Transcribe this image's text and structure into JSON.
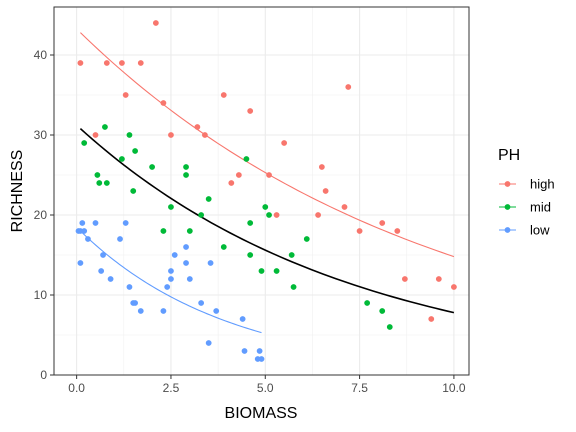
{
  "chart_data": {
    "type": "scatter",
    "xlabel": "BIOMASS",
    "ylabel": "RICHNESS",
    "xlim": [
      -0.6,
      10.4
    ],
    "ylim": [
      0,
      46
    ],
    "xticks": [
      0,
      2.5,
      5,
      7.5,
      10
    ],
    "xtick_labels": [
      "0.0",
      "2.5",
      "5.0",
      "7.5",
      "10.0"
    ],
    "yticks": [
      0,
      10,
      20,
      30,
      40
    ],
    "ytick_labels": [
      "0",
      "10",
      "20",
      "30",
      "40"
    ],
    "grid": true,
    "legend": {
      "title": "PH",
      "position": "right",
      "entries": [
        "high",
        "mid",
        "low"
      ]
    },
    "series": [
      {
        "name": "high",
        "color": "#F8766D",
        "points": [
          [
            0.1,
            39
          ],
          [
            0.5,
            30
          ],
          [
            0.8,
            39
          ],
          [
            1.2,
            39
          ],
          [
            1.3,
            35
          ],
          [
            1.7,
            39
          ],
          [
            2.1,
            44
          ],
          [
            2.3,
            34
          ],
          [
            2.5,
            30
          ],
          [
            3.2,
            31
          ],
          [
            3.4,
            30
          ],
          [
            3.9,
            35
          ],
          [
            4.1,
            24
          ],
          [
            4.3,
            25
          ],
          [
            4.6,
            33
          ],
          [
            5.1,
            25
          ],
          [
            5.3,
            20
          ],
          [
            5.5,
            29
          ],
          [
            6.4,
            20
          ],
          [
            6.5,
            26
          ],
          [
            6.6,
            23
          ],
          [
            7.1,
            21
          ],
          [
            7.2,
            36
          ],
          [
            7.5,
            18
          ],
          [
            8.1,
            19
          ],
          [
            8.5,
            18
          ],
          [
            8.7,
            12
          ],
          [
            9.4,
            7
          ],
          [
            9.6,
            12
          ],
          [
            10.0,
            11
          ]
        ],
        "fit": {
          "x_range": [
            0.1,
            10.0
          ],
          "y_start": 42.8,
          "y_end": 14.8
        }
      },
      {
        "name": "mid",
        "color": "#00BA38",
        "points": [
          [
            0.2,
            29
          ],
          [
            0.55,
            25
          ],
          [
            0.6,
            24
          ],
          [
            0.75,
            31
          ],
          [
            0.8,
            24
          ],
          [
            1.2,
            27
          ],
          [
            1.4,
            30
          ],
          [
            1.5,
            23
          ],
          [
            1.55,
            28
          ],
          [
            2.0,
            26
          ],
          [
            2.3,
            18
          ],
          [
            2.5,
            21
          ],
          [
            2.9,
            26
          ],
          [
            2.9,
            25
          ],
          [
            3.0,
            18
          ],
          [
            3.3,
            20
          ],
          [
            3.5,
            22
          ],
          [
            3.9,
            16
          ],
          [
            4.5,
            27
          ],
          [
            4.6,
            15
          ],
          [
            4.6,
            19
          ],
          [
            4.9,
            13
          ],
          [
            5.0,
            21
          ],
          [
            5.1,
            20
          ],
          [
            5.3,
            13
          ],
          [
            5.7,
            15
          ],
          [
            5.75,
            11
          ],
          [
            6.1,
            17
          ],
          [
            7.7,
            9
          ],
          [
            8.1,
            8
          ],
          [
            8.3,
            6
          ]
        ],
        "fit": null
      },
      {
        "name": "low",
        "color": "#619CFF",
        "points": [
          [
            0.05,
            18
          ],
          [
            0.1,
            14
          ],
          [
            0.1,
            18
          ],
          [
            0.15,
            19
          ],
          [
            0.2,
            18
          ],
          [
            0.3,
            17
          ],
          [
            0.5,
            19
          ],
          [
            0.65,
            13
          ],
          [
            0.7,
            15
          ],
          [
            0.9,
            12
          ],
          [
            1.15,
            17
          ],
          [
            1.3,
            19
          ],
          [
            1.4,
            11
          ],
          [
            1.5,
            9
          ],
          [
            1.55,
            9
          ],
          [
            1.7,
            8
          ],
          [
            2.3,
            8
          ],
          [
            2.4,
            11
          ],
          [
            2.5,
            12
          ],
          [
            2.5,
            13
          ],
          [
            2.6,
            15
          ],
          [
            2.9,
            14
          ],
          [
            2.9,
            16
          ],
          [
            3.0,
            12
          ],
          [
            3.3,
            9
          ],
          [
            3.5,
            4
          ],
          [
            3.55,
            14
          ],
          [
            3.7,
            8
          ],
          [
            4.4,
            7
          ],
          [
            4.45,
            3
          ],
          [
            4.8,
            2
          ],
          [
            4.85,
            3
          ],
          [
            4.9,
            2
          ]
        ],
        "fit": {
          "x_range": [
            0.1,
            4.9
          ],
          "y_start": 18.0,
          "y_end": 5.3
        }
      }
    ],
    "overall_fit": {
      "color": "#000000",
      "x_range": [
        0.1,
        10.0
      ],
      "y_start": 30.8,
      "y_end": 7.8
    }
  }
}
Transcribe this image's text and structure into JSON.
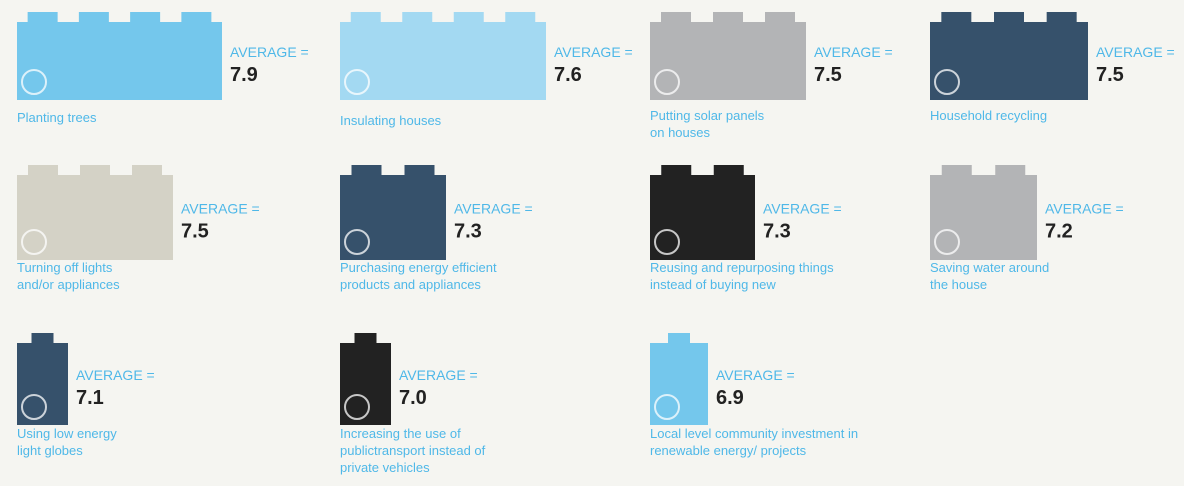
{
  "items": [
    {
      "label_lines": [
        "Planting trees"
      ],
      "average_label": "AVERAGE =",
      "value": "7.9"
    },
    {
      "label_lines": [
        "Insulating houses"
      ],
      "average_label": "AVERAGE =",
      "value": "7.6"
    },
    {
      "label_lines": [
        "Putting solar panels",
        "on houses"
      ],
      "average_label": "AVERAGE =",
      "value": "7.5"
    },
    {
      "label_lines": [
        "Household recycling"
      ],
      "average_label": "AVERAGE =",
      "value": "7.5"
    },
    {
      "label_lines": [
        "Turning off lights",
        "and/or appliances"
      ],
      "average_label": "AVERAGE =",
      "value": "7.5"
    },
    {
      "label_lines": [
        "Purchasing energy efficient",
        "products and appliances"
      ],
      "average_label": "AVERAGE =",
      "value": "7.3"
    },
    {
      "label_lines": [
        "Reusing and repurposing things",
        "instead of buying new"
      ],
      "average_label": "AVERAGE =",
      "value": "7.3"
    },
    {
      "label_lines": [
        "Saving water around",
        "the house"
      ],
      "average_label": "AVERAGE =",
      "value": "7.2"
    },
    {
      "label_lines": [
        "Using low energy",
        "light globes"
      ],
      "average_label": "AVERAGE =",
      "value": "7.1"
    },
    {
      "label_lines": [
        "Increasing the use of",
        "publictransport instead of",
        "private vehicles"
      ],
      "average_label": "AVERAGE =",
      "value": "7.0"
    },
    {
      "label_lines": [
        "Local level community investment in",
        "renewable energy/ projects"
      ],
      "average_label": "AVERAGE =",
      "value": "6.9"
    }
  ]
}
•••
Skipping the pictures, transcribe each line above exactly as it appears.

Transcribe this image's text and structure into JSON.
{
  "chart_data": {
    "type": "scatter",
    "xlabel": "BIOMASS",
    "ylabel": "RICHNESS",
    "xlim": [
      -0.6,
      10.4
    ],
    "ylim": [
      0,
      46
    ],
    "xticks": [
      0,
      2.5,
      5,
      7.5,
      10
    ],
    "xtick_labels": [
      "0.0",
      "2.5",
      "5.0",
      "7.5",
      "10.0"
    ],
    "yticks": [
      0,
      10,
      20,
      30,
      40
    ],
    "ytick_labels": [
      "0",
      "10",
      "20",
      "30",
      "40"
    ],
    "grid": true,
    "legend": {
      "title": "PH",
      "position": "right",
      "entries": [
        "high",
        "mid",
        "low"
      ]
    },
    "series": [
      {
        "name": "high",
        "color": "#F8766D",
        "points": [
          [
            0.1,
            39
          ],
          [
            0.5,
            30
          ],
          [
            0.8,
            39
          ],
          [
            1.2,
            39
          ],
          [
            1.3,
            35
          ],
          [
            1.7,
            39
          ],
          [
            2.1,
            44
          ],
          [
            2.3,
            34
          ],
          [
            2.5,
            30
          ],
          [
            3.2,
            31
          ],
          [
            3.4,
            30
          ],
          [
            3.9,
            35
          ],
          [
            4.1,
            24
          ],
          [
            4.3,
            25
          ],
          [
            4.6,
            33
          ],
          [
            5.1,
            25
          ],
          [
            5.3,
            20
          ],
          [
            5.5,
            29
          ],
          [
            6.4,
            20
          ],
          [
            6.5,
            26
          ],
          [
            6.6,
            23
          ],
          [
            7.1,
            21
          ],
          [
            7.2,
            36
          ],
          [
            7.5,
            18
          ],
          [
            8.1,
            19
          ],
          [
            8.5,
            18
          ],
          [
            8.7,
            12
          ],
          [
            9.4,
            7
          ],
          [
            9.6,
            12
          ],
          [
            10.0,
            11
          ]
        ],
        "fit": {
          "x_range": [
            0.1,
            10.0
          ],
          "y_start": 42.8,
          "y_end": 14.8
        }
      },
      {
        "name": "mid",
        "color": "#00BA38",
        "points": [
          [
            0.2,
            29
          ],
          [
            0.55,
            25
          ],
          [
            0.6,
            24
          ],
          [
            0.75,
            31
          ],
          [
            0.8,
            24
          ],
          [
            1.2,
            27
          ],
          [
            1.4,
            30
          ],
          [
            1.5,
            23
          ],
          [
            1.55,
            28
          ],
          [
            2.0,
            26
          ],
          [
            2.3,
            18
          ],
          [
            2.5,
            21
          ],
          [
            2.9,
            26
          ],
          [
            2.9,
            25
          ],
          [
            3.0,
            18
          ],
          [
            3.3,
            20
          ],
          [
            3.5,
            22
          ],
          [
            3.9,
            16
          ],
          [
            4.5,
            27
          ],
          [
            4.6,
            15
          ],
          [
            4.6,
            19
          ],
          [
            4.9,
            13
          ],
          [
            5.0,
            21
          ],
          [
            5.1,
            20
          ],
          [
            5.3,
            13
          ],
          [
            5.7,
            15
          ],
          [
            5.75,
            11
          ],
          [
            6.1,
            17
          ],
          [
            7.7,
            9
          ],
          [
            8.1,
            8
          ],
          [
            8.3,
            6
          ]
        ],
        "fit": null
      },
      {
        "name": "low",
        "color": "#619CFF",
        "points": [
          [
            0.05,
            18
          ],
          [
            0.1,
            14
          ],
          [
            0.1,
            18
          ],
          [
            0.15,
            19
          ],
          [
            0.2,
            18
          ],
          [
            0.3,
            17
          ],
          [
            0.5,
            19
          ],
          [
            0.65,
            13
          ],
          [
            0.7,
            15
          ],
          [
            0.9,
            12
          ],
          [
            1.15,
            17
          ],
          [
            1.3,
            19
          ],
          [
            1.4,
            11
          ],
          [
            1.5,
            9
          ],
          [
            1.55,
            9
          ],
          [
            1.7,
            8
          ],
          [
            2.3,
            8
          ],
          [
            2.4,
            11
          ],
          [
            2.5,
            12
          ],
          [
            2.5,
            13
          ],
          [
            2.6,
            15
          ],
          [
            2.9,
            14
          ],
          [
            2.9,
            16
          ],
          [
            3.0,
            12
          ],
          [
            3.3,
            9
          ],
          [
            3.5,
            4
          ],
          [
            3.55,
            14
          ],
          [
            3.7,
            8
          ],
          [
            4.4,
            7
          ],
          [
            4.45,
            3
          ],
          [
            4.8,
            2
          ],
          [
            4.85,
            3
          ],
          [
            4.9,
            2
          ]
        ],
        "fit": {
          "x_range": [
            0.1,
            4.9
          ],
          "y_start": 18.0,
          "y_end": 5.3
        }
      }
    ],
    "overall_fit": {
      "color": "#000000",
      "x_range": [
        0.1,
        10.0
      ],
      "y_start": 30.8,
      "y_end": 7.8
    }
  }
}
Transcribe this image's text and structure into JSON.
{
  "items": [
    {
      "label_lines": [
        "Planting trees"
      ],
      "average_label": "AVERAGE =",
      "value": "7.9"
    },
    {
      "label_lines": [
        "Insulating houses"
      ],
      "average_label": "AVERAGE =",
      "value": "7.6"
    },
    {
      "label_lines": [
        "Putting solar panels",
        "on houses"
      ],
      "average_label": "AVERAGE =",
      "value": "7.5"
    },
    {
      "label_lines": [
        "Household recycling"
      ],
      "average_label": "AVERAGE =",
      "value": "7.5"
    },
    {
      "label_lines": [
        "Turning off lights",
        "and/or appliances"
      ],
      "average_label": "AVERAGE =",
      "value": "7.5"
    },
    {
      "label_lines": [
        "Purchasing energy efficient",
        "products and appliances"
      ],
      "average_label": "AVERAGE =",
      "value": "7.3"
    },
    {
      "label_lines": [
        "Reusing and repurposing things",
        "instead of buying new"
      ],
      "average_label": "AVERAGE =",
      "value": "7.3"
    },
    {
      "label_lines": [
        "Saving water around",
        "the house"
      ],
      "average_label": "AVERAGE =",
      "value": "7.2"
    },
    {
      "label_lines": [
        "Using low energy",
        "light globes"
      ],
      "average_label": "AVERAGE =",
      "value": "7.1"
    },
    {
      "label_lines": [
        "Increasing the use of",
        "publictransport instead of",
        "private vehicles"
      ],
      "average_label": "AVERAGE =",
      "value": "7.0"
    },
    {
      "label_lines": [
        "Local level community investment in",
        "renewable energy/ projects"
      ],
      "average_label": "AVERAGE =",
      "value": "6.9"
    }
  ]
}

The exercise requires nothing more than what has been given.